- **Brief**:
Print the entries verbatim, leaving out the images they contain.

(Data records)
•••
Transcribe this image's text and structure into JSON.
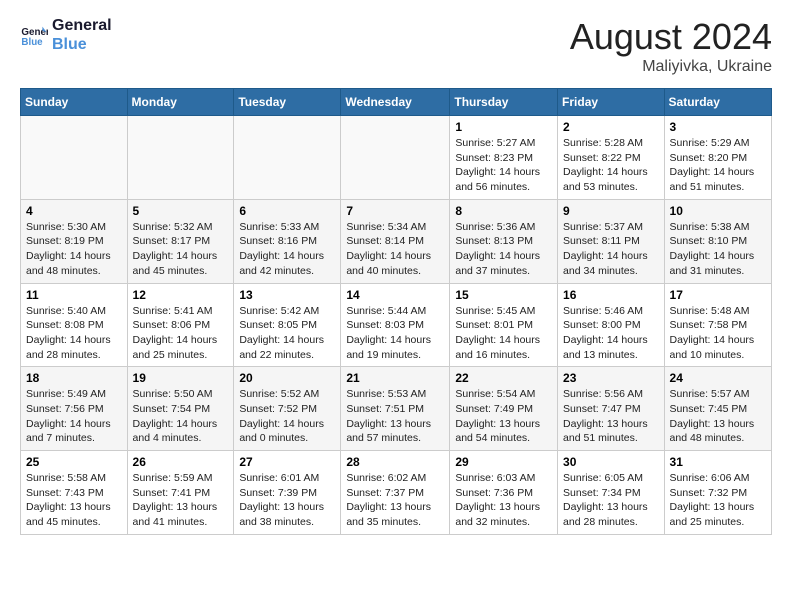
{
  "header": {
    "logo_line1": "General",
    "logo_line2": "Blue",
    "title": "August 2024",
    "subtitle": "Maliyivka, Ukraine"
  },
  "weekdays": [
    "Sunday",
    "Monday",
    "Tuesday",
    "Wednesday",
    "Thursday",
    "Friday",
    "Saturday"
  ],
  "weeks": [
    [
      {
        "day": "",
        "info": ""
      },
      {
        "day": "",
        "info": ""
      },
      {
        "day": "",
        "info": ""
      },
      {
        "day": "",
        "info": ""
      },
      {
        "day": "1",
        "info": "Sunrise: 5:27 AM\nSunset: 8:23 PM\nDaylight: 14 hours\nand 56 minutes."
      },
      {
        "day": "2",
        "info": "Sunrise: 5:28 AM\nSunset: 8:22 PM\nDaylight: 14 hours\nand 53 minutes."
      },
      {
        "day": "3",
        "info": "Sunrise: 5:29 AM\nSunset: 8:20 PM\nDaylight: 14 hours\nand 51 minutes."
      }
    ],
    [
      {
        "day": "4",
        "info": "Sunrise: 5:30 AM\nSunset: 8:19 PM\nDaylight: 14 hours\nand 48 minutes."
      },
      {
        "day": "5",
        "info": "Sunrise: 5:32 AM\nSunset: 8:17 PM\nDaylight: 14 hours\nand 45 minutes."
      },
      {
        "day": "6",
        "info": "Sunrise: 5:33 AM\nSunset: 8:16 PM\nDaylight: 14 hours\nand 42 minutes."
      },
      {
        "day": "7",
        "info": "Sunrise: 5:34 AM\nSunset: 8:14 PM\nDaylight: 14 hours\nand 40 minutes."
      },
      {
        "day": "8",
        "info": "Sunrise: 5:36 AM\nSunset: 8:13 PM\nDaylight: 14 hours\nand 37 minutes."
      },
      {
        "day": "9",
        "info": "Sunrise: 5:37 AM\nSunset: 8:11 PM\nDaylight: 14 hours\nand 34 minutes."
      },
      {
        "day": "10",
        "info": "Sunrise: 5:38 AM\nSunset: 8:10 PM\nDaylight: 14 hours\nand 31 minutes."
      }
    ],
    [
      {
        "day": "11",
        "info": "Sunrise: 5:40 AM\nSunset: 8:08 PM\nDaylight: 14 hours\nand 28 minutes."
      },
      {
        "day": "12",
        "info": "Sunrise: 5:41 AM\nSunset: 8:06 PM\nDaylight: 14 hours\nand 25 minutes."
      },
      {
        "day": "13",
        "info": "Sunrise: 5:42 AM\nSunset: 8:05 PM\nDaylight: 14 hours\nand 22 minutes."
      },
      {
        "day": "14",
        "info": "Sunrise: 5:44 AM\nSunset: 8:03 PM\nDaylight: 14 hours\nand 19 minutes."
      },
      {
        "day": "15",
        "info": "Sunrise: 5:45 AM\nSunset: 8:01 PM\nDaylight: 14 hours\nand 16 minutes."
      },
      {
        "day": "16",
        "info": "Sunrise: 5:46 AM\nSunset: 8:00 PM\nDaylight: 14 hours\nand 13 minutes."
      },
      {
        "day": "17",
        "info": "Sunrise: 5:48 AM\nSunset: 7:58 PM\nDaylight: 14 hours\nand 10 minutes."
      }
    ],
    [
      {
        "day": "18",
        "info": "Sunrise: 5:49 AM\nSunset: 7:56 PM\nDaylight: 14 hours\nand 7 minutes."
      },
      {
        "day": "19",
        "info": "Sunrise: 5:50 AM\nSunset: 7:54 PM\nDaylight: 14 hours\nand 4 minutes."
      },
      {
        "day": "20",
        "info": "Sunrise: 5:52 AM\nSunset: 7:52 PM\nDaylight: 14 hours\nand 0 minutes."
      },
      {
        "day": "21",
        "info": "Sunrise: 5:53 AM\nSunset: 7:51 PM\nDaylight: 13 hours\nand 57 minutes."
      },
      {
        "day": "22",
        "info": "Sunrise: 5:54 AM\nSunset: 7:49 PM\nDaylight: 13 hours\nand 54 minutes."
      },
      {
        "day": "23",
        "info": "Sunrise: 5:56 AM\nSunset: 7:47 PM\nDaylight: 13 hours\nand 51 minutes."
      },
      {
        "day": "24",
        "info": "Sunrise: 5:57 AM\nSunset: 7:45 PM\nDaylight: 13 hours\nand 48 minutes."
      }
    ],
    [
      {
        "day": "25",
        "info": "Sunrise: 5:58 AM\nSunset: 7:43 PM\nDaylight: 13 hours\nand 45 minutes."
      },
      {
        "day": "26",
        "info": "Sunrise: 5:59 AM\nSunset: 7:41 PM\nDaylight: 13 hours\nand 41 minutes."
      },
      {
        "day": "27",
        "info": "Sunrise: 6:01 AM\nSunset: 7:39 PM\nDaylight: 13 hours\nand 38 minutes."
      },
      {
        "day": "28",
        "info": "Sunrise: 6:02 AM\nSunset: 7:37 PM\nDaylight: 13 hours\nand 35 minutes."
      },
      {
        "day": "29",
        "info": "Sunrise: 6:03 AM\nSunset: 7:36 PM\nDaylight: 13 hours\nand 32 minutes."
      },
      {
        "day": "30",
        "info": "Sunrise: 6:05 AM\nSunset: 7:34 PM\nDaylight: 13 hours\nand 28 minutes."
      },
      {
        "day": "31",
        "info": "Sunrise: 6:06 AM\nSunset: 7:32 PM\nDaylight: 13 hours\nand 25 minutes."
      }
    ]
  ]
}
•••
- **Finished answer**:
Transcribe this image's text and structure into JSON.
{
  "header": {
    "logo_line1": "General",
    "logo_line2": "Blue",
    "title": "August 2024",
    "subtitle": "Maliyivka, Ukraine"
  },
  "weekdays": [
    "Sunday",
    "Monday",
    "Tuesday",
    "Wednesday",
    "Thursday",
    "Friday",
    "Saturday"
  ],
  "weeks": [
    [
      {
        "day": "",
        "info": ""
      },
      {
        "day": "",
        "info": ""
      },
      {
        "day": "",
        "info": ""
      },
      {
        "day": "",
        "info": ""
      },
      {
        "day": "1",
        "info": "Sunrise: 5:27 AM\nSunset: 8:23 PM\nDaylight: 14 hours\nand 56 minutes."
      },
      {
        "day": "2",
        "info": "Sunrise: 5:28 AM\nSunset: 8:22 PM\nDaylight: 14 hours\nand 53 minutes."
      },
      {
        "day": "3",
        "info": "Sunrise: 5:29 AM\nSunset: 8:20 PM\nDaylight: 14 hours\nand 51 minutes."
      }
    ],
    [
      {
        "day": "4",
        "info": "Sunrise: 5:30 AM\nSunset: 8:19 PM\nDaylight: 14 hours\nand 48 minutes."
      },
      {
        "day": "5",
        "info": "Sunrise: 5:32 AM\nSunset: 8:17 PM\nDaylight: 14 hours\nand 45 minutes."
      },
      {
        "day": "6",
        "info": "Sunrise: 5:33 AM\nSunset: 8:16 PM\nDaylight: 14 hours\nand 42 minutes."
      },
      {
        "day": "7",
        "info": "Sunrise: 5:34 AM\nSunset: 8:14 PM\nDaylight: 14 hours\nand 40 minutes."
      },
      {
        "day": "8",
        "info": "Sunrise: 5:36 AM\nSunset: 8:13 PM\nDaylight: 14 hours\nand 37 minutes."
      },
      {
        "day": "9",
        "info": "Sunrise: 5:37 AM\nSunset: 8:11 PM\nDaylight: 14 hours\nand 34 minutes."
      },
      {
        "day": "10",
        "info": "Sunrise: 5:38 AM\nSunset: 8:10 PM\nDaylight: 14 hours\nand 31 minutes."
      }
    ],
    [
      {
        "day": "11",
        "info": "Sunrise: 5:40 AM\nSunset: 8:08 PM\nDaylight: 14 hours\nand 28 minutes."
      },
      {
        "day": "12",
        "info": "Sunrise: 5:41 AM\nSunset: 8:06 PM\nDaylight: 14 hours\nand 25 minutes."
      },
      {
        "day": "13",
        "info": "Sunrise: 5:42 AM\nSunset: 8:05 PM\nDaylight: 14 hours\nand 22 minutes."
      },
      {
        "day": "14",
        "info": "Sunrise: 5:44 AM\nSunset: 8:03 PM\nDaylight: 14 hours\nand 19 minutes."
      },
      {
        "day": "15",
        "info": "Sunrise: 5:45 AM\nSunset: 8:01 PM\nDaylight: 14 hours\nand 16 minutes."
      },
      {
        "day": "16",
        "info": "Sunrise: 5:46 AM\nSunset: 8:00 PM\nDaylight: 14 hours\nand 13 minutes."
      },
      {
        "day": "17",
        "info": "Sunrise: 5:48 AM\nSunset: 7:58 PM\nDaylight: 14 hours\nand 10 minutes."
      }
    ],
    [
      {
        "day": "18",
        "info": "Sunrise: 5:49 AM\nSunset: 7:56 PM\nDaylight: 14 hours\nand 7 minutes."
      },
      {
        "day": "19",
        "info": "Sunrise: 5:50 AM\nSunset: 7:54 PM\nDaylight: 14 hours\nand 4 minutes."
      },
      {
        "day": "20",
        "info": "Sunrise: 5:52 AM\nSunset: 7:52 PM\nDaylight: 14 hours\nand 0 minutes."
      },
      {
        "day": "21",
        "info": "Sunrise: 5:53 AM\nSunset: 7:51 PM\nDaylight: 13 hours\nand 57 minutes."
      },
      {
        "day": "22",
        "info": "Sunrise: 5:54 AM\nSunset: 7:49 PM\nDaylight: 13 hours\nand 54 minutes."
      },
      {
        "day": "23",
        "info": "Sunrise: 5:56 AM\nSunset: 7:47 PM\nDaylight: 13 hours\nand 51 minutes."
      },
      {
        "day": "24",
        "info": "Sunrise: 5:57 AM\nSunset: 7:45 PM\nDaylight: 13 hours\nand 48 minutes."
      }
    ],
    [
      {
        "day": "25",
        "info": "Sunrise: 5:58 AM\nSunset: 7:43 PM\nDaylight: 13 hours\nand 45 minutes."
      },
      {
        "day": "26",
        "info": "Sunrise: 5:59 AM\nSunset: 7:41 PM\nDaylight: 13 hours\nand 41 minutes."
      },
      {
        "day": "27",
        "info": "Sunrise: 6:01 AM\nSunset: 7:39 PM\nDaylight: 13 hours\nand 38 minutes."
      },
      {
        "day": "28",
        "info": "Sunrise: 6:02 AM\nSunset: 7:37 PM\nDaylight: 13 hours\nand 35 minutes."
      },
      {
        "day": "29",
        "info": "Sunrise: 6:03 AM\nSunset: 7:36 PM\nDaylight: 13 hours\nand 32 minutes."
      },
      {
        "day": "30",
        "info": "Sunrise: 6:05 AM\nSunset: 7:34 PM\nDaylight: 13 hours\nand 28 minutes."
      },
      {
        "day": "31",
        "info": "Sunrise: 6:06 AM\nSunset: 7:32 PM\nDaylight: 13 hours\nand 25 minutes."
      }
    ]
  ]
}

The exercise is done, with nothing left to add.